### Listing
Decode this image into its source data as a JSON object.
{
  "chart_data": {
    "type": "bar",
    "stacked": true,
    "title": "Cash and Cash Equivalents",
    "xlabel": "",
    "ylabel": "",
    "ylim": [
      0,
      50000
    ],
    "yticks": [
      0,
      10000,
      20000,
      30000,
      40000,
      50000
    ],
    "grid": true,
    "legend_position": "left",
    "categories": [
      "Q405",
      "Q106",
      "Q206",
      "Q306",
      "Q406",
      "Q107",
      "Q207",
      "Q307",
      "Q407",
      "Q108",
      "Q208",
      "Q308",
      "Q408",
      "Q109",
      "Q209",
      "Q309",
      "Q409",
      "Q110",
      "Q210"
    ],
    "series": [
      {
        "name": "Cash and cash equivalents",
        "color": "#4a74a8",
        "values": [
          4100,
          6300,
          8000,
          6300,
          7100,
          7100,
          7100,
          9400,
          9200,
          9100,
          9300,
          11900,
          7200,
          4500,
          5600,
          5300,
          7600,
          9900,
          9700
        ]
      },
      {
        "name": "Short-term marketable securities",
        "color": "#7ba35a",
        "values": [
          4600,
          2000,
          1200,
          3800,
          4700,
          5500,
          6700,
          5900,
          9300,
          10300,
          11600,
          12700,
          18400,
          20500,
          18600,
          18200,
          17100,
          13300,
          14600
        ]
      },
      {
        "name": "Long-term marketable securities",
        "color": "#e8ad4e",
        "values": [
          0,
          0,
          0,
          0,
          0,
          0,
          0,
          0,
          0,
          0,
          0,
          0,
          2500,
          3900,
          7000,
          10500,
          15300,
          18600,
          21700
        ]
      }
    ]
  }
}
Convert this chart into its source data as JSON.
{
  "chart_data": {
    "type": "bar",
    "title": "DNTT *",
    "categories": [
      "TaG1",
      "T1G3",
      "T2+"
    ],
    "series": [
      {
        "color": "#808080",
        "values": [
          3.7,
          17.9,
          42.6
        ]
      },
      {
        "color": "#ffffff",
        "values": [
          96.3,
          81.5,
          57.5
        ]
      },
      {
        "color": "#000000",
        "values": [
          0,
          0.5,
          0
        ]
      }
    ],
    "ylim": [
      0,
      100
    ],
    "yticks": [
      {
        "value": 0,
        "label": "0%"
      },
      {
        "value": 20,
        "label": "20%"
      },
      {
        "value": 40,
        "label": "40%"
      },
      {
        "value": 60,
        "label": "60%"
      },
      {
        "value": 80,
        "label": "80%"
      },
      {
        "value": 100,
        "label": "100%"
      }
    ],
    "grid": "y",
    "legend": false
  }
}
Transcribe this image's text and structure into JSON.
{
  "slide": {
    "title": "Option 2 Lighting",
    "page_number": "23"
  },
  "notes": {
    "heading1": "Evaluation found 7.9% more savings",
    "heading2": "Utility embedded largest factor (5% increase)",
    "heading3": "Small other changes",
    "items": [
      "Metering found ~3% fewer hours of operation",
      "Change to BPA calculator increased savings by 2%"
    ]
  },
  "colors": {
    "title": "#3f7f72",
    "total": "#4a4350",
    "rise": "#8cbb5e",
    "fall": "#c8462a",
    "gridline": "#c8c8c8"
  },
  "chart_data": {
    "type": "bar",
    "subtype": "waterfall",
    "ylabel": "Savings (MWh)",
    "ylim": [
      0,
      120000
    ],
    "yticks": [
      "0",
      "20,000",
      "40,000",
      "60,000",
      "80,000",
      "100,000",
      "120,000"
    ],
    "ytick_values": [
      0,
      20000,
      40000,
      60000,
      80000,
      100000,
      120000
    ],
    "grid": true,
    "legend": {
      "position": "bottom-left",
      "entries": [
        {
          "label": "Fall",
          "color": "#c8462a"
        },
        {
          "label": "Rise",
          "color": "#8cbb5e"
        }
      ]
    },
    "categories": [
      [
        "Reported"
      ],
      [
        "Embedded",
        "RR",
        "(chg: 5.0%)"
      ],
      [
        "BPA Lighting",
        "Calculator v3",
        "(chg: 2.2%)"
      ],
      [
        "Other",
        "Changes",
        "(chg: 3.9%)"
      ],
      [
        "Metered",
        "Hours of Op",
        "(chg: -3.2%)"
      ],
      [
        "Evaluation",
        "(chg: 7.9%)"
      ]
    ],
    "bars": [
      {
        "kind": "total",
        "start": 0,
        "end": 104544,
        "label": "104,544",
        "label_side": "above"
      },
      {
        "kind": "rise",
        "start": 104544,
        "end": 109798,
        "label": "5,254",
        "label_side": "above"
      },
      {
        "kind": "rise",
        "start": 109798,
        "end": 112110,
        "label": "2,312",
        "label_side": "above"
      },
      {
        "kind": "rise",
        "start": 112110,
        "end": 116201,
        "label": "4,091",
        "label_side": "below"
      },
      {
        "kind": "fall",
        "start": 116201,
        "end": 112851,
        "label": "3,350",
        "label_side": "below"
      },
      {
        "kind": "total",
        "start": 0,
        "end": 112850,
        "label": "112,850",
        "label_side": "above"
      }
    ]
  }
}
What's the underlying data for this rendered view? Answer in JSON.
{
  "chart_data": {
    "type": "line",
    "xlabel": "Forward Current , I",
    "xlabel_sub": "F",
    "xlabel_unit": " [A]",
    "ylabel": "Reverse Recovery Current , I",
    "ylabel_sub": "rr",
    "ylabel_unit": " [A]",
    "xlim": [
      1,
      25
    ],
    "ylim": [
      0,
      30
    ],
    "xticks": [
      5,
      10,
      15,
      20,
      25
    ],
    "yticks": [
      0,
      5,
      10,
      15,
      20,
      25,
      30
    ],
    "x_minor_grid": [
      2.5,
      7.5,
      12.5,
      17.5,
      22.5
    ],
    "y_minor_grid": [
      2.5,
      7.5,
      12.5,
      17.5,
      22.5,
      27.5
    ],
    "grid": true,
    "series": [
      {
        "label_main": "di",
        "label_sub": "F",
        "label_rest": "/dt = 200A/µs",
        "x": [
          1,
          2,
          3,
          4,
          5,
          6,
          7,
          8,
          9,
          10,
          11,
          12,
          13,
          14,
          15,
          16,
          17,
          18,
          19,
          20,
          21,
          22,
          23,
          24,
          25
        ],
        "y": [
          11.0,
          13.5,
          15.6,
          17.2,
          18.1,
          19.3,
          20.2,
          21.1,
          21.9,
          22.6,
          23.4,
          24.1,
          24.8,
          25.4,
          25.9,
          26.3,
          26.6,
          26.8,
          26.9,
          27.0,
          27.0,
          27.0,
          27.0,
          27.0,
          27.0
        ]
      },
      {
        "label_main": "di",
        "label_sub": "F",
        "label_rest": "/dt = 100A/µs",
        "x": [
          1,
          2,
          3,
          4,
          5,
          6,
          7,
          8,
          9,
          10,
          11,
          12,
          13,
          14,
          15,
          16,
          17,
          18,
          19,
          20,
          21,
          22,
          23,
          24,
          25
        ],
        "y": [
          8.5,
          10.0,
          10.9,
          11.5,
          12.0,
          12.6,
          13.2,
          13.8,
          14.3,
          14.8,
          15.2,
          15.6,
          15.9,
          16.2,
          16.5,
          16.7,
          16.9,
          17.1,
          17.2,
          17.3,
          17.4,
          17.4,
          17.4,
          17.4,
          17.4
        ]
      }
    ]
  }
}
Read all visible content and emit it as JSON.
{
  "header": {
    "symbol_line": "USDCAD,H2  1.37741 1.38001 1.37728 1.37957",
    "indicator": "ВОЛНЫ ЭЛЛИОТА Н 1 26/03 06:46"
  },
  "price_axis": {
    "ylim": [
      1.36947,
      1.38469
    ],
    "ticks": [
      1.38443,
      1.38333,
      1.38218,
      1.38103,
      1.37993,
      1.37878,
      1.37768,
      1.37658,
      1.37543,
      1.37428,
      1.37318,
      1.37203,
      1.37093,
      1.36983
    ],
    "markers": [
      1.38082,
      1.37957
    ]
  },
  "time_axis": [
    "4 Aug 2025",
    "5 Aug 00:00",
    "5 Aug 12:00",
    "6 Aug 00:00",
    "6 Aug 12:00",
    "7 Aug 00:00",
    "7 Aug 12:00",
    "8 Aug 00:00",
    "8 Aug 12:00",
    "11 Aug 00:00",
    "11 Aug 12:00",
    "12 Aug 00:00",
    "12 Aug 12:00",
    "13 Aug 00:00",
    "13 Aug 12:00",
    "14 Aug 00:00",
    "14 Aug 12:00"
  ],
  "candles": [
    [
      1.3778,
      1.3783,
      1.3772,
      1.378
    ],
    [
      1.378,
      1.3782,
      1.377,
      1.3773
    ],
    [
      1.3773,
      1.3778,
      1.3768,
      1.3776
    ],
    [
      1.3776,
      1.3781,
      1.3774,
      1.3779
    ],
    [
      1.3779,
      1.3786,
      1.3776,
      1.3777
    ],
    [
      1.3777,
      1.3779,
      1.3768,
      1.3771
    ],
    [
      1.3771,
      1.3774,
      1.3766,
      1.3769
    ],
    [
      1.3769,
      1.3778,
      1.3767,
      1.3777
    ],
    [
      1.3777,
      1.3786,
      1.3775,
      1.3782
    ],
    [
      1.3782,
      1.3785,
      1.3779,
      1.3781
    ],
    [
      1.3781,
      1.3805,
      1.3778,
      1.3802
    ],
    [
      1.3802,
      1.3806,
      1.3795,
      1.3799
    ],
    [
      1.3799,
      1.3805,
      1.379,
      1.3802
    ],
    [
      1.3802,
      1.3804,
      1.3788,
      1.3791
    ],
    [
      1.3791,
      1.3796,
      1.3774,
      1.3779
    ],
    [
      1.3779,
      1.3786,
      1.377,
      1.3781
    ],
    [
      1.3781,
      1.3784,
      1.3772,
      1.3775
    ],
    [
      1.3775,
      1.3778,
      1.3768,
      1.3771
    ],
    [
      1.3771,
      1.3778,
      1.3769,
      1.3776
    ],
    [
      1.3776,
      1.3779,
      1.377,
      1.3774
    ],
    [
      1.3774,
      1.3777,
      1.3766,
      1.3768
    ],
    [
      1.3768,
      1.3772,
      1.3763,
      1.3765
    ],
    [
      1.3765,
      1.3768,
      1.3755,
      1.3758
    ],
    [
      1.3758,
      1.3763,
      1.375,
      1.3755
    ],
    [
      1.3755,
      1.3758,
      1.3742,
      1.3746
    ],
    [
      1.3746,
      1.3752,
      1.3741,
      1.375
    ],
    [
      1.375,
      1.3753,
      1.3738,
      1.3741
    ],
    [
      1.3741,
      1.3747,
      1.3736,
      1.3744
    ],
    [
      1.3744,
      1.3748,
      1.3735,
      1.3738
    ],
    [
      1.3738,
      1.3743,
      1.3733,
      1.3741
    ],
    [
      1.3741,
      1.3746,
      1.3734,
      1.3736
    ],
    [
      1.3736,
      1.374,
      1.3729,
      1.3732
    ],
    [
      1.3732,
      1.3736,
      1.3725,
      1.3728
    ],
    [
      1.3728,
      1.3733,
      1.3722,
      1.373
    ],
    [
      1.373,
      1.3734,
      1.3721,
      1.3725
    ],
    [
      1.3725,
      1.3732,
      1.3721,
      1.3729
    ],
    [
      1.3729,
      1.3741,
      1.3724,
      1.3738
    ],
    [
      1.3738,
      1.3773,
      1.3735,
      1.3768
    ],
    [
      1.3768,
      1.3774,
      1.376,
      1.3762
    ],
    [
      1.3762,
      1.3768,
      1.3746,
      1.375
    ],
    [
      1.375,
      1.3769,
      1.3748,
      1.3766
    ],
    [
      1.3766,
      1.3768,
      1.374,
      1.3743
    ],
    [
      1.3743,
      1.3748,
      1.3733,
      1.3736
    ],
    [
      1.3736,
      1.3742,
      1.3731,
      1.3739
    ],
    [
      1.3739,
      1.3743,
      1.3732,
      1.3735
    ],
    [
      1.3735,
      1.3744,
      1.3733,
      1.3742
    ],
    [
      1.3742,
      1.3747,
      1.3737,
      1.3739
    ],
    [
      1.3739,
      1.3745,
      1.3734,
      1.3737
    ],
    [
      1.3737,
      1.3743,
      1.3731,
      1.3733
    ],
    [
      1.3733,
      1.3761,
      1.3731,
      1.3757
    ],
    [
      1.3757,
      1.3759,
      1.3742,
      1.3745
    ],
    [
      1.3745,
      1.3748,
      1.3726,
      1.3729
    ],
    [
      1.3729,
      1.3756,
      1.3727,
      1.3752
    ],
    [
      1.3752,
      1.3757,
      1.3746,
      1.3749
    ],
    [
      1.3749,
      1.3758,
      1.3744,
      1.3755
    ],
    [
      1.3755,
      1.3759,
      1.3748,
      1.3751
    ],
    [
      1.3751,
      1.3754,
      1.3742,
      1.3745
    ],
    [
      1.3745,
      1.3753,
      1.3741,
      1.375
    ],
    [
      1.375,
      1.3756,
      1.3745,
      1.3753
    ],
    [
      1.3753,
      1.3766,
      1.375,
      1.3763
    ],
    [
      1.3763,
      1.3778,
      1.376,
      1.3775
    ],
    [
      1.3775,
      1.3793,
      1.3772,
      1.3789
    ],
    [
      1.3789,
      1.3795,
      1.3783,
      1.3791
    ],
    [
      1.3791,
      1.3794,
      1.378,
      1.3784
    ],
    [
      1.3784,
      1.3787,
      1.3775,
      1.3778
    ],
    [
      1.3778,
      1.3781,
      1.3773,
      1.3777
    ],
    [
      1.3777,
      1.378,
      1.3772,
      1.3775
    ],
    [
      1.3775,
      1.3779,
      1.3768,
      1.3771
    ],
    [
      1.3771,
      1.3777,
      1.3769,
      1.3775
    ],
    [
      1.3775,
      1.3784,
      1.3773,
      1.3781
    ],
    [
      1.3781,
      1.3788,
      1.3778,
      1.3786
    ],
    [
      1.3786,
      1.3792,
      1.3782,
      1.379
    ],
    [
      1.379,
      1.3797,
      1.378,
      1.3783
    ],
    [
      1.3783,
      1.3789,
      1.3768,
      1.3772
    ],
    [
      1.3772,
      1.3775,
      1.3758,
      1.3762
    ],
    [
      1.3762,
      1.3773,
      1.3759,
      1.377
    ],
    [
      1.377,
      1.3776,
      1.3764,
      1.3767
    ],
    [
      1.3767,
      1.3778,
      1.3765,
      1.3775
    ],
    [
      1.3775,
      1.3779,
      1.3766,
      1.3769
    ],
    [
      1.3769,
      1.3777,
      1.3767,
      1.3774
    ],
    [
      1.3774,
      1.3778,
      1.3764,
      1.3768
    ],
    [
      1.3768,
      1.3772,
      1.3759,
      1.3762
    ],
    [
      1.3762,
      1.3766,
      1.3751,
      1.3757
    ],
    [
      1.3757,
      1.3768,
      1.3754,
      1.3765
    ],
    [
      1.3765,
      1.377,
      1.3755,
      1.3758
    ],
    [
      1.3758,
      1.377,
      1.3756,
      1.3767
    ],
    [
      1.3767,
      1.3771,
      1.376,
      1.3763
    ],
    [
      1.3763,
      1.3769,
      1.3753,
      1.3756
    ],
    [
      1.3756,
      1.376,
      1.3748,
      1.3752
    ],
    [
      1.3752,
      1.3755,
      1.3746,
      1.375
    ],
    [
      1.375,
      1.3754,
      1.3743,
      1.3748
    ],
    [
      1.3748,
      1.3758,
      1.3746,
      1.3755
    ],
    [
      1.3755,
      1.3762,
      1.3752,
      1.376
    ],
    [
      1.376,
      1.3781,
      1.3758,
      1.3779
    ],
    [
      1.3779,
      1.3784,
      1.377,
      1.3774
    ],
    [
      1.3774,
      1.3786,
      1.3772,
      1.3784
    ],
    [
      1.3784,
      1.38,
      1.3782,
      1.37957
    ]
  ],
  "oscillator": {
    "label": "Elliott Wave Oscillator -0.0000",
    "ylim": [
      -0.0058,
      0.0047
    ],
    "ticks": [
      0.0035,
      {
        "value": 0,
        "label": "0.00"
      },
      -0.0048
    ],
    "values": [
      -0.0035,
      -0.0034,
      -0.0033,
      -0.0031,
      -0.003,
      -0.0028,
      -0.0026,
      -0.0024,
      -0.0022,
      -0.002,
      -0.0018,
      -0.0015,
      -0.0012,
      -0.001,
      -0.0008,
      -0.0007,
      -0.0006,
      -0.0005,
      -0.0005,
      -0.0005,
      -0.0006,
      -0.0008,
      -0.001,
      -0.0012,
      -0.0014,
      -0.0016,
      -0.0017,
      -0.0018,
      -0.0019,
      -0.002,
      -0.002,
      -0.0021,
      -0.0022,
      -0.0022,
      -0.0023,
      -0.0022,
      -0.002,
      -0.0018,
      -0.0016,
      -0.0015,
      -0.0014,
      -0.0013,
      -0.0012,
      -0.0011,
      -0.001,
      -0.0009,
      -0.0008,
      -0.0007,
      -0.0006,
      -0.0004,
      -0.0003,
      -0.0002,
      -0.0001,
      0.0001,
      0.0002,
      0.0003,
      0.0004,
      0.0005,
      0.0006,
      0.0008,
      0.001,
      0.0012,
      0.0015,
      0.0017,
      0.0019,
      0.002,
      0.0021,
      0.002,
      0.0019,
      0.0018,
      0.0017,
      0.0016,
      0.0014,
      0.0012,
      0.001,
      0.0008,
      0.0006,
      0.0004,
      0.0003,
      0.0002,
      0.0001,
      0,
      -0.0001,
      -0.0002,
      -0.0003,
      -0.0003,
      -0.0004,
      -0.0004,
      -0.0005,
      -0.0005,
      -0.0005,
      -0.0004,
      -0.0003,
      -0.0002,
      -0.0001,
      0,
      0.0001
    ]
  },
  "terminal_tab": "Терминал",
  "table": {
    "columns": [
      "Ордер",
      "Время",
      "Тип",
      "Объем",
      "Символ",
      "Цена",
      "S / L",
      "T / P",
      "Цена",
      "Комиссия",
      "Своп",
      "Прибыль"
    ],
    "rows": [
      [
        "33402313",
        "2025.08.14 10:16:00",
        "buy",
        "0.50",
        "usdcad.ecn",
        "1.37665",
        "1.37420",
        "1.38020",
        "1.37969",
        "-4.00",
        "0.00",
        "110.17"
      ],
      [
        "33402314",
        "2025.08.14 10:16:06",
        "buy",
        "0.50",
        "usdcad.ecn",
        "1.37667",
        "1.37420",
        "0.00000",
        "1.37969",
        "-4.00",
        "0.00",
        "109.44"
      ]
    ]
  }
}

### Short task
Show every line of the records above that contains the word "JSON".

### Final answer
Decode this image into its source data as a JSON object.
Convert this chart into its source data as JSON.
Transcribe this image's text and structure into JSON.
What's the underlying data for this rendered view? Answer in JSON.
Read all visible content and emit it as JSON.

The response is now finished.